(EXERCISE INPUTS)
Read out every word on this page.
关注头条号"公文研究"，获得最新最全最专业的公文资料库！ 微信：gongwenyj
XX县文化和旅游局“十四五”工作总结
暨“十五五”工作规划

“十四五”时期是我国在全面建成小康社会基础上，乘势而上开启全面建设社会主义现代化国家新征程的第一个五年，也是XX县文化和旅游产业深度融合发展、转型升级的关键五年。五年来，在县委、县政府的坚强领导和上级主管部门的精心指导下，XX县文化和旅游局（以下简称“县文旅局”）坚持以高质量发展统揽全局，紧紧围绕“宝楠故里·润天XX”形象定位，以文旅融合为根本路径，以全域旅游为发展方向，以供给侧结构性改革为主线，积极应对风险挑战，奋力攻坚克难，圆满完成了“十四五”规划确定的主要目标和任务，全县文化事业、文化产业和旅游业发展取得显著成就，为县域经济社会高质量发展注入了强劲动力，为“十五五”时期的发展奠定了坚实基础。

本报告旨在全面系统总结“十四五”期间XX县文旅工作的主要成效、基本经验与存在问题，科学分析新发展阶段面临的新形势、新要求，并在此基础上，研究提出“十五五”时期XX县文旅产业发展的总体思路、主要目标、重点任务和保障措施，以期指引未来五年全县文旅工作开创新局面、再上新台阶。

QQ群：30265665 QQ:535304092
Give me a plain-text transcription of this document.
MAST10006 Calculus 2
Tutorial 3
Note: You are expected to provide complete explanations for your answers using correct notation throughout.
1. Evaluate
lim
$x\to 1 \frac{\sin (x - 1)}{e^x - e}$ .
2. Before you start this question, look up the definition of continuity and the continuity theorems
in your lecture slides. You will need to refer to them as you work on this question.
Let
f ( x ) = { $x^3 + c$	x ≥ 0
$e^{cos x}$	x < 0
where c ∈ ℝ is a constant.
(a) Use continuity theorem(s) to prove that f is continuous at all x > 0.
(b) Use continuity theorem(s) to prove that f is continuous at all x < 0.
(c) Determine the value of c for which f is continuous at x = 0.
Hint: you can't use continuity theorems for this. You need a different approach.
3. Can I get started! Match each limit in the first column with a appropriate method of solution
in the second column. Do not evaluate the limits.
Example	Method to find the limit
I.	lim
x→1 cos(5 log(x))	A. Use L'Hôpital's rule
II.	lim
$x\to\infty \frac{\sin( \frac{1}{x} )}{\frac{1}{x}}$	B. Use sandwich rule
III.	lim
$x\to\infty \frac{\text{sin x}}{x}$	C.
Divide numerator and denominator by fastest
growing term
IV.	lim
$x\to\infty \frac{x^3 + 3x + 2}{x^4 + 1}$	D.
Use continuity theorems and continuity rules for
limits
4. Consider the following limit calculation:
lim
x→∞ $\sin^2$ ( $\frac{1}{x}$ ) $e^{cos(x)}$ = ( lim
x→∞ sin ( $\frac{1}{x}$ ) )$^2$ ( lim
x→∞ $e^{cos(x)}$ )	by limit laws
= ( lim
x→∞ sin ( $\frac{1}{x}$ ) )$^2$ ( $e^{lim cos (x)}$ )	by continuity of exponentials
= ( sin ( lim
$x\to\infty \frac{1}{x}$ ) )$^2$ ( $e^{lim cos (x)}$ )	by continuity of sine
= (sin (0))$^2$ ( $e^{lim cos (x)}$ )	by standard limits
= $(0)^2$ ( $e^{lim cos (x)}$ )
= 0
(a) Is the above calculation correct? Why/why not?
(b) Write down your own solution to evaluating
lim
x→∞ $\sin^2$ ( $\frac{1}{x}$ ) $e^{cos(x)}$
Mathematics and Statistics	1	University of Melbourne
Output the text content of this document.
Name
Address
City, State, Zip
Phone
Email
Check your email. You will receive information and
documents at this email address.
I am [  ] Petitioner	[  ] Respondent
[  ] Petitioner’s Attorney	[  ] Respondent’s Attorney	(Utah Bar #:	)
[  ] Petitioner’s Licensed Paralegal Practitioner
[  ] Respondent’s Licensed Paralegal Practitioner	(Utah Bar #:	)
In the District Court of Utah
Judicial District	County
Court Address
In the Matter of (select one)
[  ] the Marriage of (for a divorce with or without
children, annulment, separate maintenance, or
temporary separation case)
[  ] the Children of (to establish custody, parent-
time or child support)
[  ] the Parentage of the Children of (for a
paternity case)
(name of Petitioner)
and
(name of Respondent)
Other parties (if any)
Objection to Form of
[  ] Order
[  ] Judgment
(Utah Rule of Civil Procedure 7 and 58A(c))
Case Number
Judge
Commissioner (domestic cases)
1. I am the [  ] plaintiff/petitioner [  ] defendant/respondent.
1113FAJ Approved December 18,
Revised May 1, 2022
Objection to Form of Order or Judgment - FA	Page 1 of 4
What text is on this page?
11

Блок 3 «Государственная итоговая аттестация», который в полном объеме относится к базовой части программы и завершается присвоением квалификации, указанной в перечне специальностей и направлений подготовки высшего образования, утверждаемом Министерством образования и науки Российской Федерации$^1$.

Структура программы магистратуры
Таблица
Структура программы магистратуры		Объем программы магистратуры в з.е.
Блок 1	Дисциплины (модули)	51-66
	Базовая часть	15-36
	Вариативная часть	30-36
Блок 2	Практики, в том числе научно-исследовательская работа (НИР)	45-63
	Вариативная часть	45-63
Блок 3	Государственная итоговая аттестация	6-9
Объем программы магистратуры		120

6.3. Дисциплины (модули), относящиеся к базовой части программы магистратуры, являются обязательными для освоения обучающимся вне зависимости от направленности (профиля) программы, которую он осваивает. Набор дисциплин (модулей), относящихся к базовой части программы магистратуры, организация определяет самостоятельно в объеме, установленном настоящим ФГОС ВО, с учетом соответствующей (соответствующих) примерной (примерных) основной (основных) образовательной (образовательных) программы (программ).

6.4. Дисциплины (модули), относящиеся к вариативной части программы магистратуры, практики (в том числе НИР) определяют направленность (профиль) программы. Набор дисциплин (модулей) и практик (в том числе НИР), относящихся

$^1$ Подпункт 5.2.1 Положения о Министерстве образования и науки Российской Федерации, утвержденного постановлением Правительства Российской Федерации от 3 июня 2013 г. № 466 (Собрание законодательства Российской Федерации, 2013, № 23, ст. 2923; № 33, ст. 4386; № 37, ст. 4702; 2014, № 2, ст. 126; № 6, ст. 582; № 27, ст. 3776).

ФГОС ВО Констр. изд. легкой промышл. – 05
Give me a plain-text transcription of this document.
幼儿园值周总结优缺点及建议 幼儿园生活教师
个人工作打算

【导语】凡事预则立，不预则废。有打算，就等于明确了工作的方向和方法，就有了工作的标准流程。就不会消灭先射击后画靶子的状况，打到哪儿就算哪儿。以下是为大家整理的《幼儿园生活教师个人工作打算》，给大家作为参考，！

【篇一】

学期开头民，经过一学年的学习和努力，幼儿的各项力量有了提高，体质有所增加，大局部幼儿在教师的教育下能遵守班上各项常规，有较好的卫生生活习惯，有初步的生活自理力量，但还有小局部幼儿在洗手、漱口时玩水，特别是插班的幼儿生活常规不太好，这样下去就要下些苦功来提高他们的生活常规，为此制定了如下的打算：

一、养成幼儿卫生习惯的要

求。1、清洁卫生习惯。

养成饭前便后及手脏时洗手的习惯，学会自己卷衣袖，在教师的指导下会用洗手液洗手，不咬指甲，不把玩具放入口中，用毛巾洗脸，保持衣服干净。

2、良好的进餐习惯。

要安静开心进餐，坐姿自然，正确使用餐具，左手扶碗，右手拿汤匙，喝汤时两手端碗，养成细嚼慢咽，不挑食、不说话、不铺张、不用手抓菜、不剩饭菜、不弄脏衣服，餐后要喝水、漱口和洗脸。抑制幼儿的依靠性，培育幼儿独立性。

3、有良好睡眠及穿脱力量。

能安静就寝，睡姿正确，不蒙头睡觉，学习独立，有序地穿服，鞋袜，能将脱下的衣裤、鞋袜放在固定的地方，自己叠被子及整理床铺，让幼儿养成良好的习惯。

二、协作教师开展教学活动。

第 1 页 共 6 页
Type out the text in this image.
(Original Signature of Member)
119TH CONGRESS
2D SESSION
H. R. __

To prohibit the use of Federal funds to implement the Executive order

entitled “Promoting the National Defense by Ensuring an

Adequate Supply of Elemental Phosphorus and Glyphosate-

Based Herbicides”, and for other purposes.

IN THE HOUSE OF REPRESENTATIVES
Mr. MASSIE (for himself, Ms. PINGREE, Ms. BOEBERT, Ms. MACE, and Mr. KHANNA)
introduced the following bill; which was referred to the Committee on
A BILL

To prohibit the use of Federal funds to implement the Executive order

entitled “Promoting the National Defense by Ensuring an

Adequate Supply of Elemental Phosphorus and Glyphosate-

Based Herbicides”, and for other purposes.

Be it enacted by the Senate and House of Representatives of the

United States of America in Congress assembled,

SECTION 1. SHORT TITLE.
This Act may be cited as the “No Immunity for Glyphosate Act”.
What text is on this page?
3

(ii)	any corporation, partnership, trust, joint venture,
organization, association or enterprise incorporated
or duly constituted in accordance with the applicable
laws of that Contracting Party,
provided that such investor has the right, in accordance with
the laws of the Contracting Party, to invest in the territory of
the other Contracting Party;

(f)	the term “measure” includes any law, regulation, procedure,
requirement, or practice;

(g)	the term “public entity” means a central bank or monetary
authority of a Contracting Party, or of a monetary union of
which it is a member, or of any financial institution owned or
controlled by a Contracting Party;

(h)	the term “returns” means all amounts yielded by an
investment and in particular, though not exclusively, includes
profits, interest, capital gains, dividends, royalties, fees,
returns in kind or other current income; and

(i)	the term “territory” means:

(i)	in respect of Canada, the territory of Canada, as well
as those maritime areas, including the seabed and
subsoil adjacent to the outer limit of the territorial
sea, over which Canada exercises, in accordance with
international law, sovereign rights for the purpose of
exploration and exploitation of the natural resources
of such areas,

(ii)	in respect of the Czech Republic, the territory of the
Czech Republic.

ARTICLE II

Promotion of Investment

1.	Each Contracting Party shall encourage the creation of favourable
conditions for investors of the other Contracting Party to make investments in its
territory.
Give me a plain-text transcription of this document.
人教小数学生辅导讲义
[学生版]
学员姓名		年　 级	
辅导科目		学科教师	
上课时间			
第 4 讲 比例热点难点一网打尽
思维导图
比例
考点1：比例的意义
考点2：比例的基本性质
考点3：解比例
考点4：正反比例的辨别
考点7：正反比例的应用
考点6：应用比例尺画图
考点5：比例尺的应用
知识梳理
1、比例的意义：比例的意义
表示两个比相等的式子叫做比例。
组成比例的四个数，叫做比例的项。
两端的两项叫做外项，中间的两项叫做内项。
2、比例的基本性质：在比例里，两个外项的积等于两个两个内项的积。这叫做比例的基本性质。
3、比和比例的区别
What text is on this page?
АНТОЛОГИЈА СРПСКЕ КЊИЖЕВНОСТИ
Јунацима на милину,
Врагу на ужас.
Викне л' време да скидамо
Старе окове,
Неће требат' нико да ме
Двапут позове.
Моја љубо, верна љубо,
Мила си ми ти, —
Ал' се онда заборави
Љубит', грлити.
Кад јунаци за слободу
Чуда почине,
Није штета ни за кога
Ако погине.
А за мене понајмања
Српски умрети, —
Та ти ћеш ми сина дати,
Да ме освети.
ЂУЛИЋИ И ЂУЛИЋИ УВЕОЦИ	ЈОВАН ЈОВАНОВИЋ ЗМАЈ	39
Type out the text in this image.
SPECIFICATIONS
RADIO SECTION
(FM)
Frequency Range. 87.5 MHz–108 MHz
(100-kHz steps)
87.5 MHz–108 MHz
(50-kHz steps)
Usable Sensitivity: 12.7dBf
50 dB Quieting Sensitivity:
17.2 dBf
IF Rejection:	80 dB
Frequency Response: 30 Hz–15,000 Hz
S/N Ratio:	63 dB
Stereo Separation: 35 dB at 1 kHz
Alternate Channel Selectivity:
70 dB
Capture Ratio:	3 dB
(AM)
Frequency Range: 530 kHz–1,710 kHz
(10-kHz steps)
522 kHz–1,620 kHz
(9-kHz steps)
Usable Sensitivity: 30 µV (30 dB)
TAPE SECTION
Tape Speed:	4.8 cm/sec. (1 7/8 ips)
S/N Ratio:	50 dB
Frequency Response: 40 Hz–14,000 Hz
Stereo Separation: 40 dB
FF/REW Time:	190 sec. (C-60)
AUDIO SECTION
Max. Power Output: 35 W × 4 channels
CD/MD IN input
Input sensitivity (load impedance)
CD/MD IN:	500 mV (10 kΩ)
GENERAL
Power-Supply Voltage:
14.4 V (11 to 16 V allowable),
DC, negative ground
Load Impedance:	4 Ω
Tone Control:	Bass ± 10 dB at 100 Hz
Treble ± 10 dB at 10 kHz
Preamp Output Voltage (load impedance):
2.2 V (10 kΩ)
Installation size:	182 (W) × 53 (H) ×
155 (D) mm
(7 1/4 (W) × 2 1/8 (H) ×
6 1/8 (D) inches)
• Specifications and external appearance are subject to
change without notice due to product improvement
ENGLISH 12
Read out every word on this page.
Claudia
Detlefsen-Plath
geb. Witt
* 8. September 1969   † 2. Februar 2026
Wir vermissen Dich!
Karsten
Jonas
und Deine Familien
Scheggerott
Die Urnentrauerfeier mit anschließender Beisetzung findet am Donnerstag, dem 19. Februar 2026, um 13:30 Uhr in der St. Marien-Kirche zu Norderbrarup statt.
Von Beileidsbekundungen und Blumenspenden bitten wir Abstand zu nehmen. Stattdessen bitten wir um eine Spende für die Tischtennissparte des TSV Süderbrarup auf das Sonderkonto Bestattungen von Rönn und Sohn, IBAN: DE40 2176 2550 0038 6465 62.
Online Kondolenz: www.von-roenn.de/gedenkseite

(CHALLENGE)
Establish how many lines of the records contain the string "limits" and state that number without elaboration.

(ANSWER)
3